- Exercise description -
Show every line in the records below that contains the word "mexicana".
******
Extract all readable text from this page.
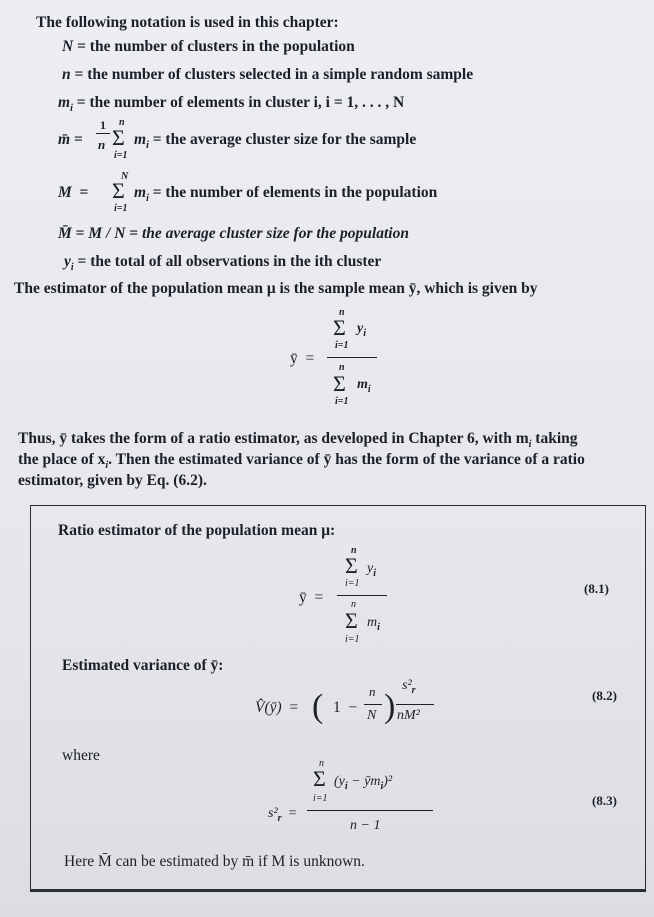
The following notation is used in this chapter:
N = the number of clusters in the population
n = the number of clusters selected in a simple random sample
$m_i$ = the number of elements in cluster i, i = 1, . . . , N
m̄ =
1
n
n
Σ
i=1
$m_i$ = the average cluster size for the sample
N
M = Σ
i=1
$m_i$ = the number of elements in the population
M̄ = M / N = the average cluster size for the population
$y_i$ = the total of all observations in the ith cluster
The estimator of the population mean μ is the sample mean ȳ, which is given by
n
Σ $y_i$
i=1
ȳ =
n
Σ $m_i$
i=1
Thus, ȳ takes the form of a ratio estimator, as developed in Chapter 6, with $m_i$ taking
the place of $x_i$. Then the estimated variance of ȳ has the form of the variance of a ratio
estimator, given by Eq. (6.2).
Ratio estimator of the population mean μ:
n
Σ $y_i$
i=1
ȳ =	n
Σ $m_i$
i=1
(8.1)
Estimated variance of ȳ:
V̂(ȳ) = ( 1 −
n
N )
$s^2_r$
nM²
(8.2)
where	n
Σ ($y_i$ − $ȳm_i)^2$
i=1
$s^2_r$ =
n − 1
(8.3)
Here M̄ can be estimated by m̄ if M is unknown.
******
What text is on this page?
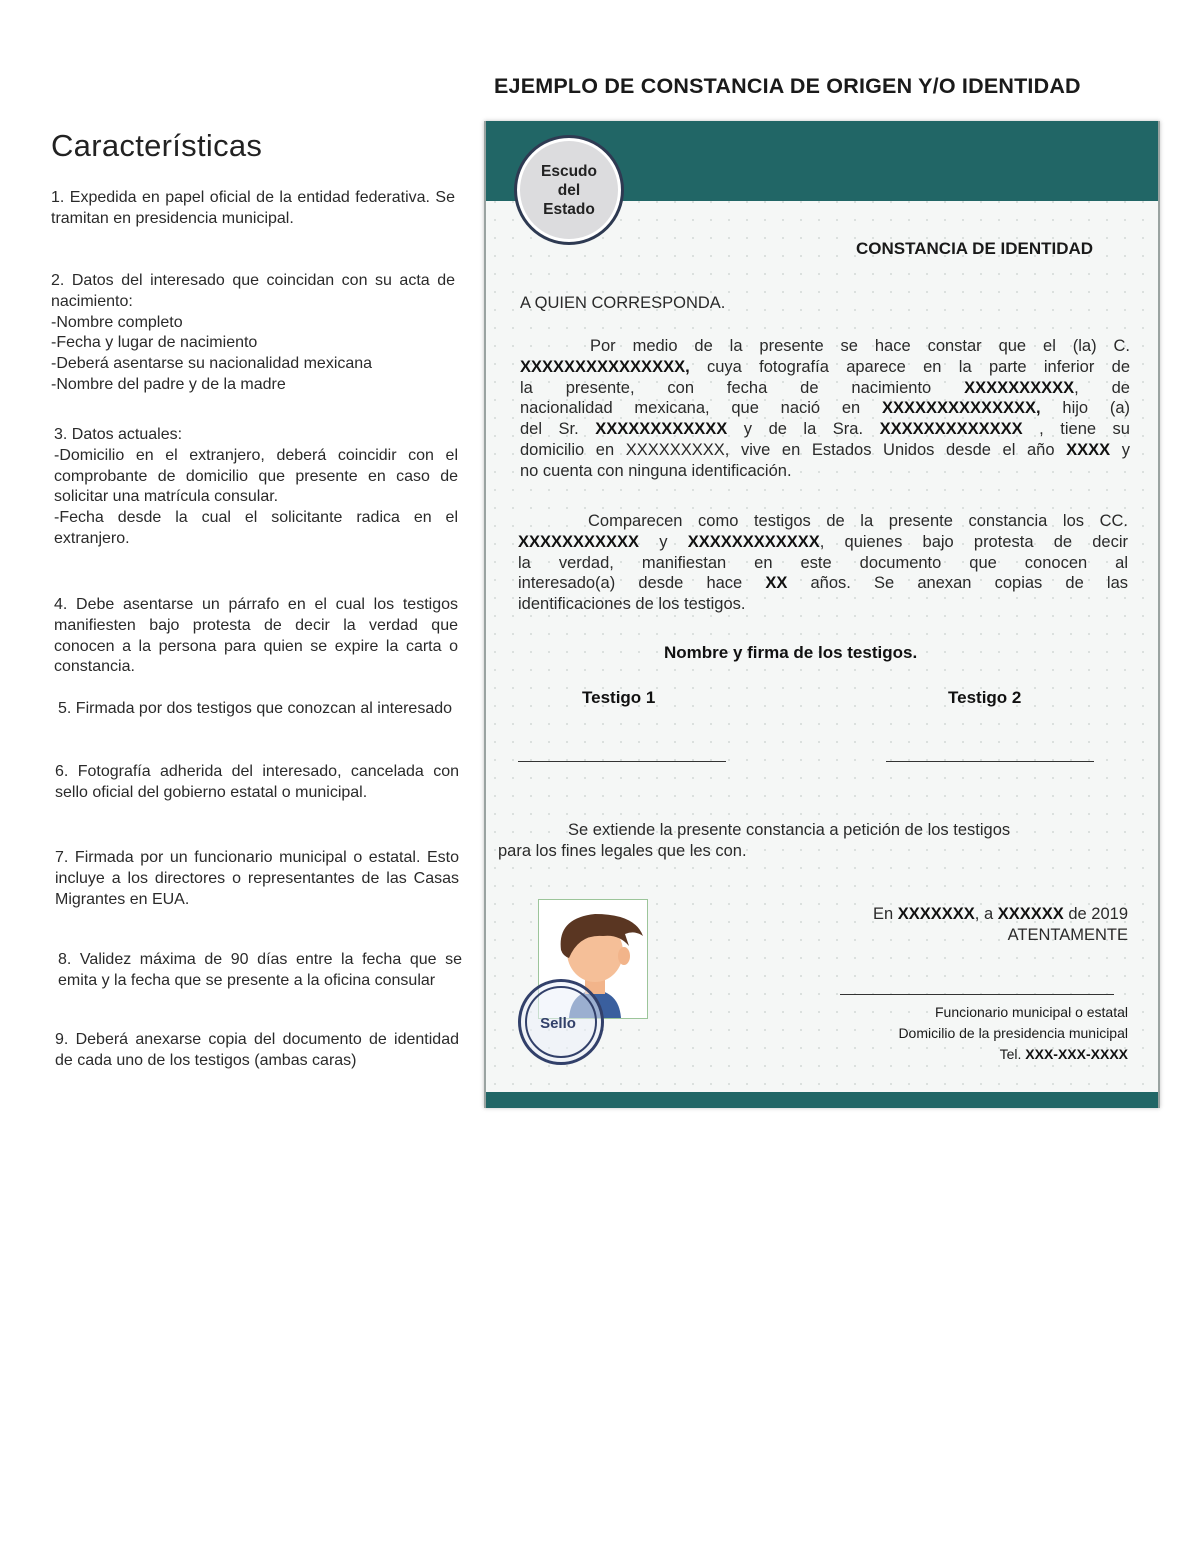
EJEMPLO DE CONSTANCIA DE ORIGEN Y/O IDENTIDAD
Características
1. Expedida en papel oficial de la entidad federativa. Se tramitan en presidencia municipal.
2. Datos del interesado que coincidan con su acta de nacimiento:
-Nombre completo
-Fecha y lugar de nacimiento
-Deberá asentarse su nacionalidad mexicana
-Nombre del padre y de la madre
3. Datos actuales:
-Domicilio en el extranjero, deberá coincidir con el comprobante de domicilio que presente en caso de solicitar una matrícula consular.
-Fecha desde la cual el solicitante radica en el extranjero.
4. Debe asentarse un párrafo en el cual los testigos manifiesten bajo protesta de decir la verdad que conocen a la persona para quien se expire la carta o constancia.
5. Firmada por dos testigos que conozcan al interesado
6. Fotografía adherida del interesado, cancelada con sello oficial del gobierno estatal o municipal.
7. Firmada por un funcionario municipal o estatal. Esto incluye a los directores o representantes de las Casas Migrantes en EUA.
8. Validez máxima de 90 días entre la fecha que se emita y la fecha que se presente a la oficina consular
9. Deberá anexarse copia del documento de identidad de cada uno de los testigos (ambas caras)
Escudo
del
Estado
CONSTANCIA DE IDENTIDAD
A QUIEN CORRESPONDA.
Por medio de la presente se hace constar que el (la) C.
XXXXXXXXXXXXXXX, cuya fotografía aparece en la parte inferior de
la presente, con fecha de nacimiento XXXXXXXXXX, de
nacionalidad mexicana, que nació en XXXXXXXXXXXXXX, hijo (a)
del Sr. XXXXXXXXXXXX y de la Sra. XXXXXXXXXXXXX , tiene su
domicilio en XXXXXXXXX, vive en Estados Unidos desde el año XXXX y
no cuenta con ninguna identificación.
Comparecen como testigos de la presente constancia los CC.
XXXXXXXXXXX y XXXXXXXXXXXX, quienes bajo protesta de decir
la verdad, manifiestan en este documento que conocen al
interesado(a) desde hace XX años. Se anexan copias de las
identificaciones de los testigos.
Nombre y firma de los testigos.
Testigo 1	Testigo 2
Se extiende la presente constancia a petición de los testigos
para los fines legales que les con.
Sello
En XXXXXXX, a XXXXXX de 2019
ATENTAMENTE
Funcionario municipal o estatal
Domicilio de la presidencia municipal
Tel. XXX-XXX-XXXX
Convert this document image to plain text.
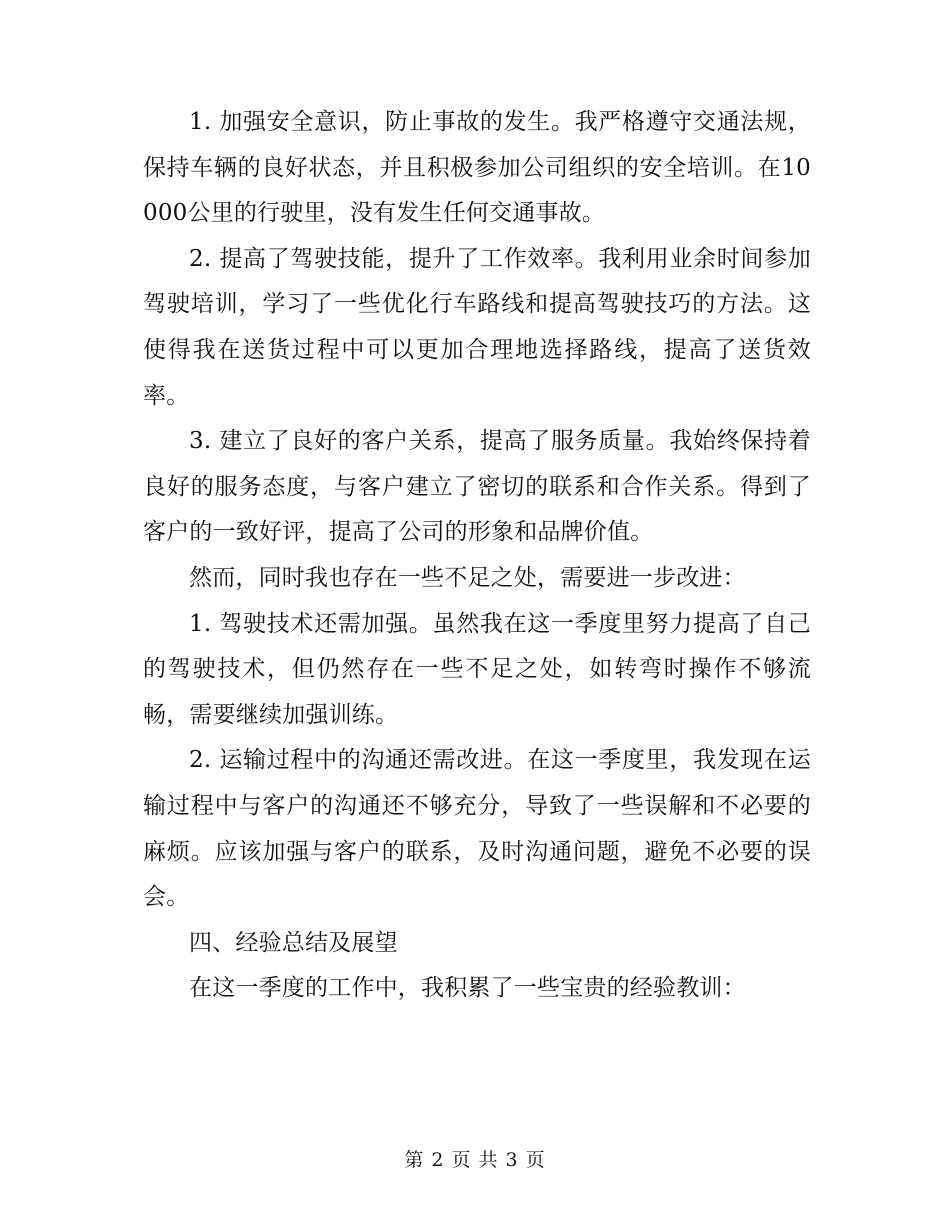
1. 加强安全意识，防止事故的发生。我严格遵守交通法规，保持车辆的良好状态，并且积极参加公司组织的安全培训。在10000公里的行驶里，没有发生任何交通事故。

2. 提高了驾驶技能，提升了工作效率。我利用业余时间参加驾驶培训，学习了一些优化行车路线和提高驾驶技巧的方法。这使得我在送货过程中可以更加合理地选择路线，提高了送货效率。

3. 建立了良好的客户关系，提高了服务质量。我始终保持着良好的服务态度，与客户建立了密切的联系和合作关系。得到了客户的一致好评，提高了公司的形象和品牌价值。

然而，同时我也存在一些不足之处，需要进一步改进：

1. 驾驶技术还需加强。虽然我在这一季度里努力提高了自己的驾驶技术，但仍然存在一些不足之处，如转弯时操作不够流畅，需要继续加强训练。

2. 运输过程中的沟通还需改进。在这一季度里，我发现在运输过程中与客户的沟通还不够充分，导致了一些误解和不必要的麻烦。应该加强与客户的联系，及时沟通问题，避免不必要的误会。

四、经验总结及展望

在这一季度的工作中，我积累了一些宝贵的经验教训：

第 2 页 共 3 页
******
- Reply -
-Deberá asentarse su nacionalidad mexicana
nacionalidad mexicana, que nació en XXXXXXXXXXXXXX, hijo (a)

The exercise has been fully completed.